Dataset rows
— Begin —
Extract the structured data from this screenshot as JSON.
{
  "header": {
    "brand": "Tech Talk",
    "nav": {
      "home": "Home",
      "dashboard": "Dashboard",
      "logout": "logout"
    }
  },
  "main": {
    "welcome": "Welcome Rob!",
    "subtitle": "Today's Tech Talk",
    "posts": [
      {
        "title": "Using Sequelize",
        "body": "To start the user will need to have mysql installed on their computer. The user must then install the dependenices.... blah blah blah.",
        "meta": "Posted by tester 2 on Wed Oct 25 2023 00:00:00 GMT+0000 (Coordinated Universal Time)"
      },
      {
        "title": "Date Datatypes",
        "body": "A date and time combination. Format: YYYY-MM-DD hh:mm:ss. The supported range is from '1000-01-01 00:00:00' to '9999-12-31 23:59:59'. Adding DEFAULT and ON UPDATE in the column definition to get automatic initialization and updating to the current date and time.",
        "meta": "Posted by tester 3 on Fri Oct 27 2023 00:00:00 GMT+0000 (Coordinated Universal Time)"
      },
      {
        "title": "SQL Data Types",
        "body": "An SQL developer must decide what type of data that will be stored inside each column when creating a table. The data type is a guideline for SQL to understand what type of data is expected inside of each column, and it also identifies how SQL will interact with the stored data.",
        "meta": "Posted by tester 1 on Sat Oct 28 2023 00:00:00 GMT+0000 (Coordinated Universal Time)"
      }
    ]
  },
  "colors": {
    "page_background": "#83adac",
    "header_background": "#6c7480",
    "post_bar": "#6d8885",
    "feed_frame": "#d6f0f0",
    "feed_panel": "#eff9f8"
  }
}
— End —
**Your goal:** How many of the lines above contain the string "Coordinated"? Give the number only.

**Reply:** 3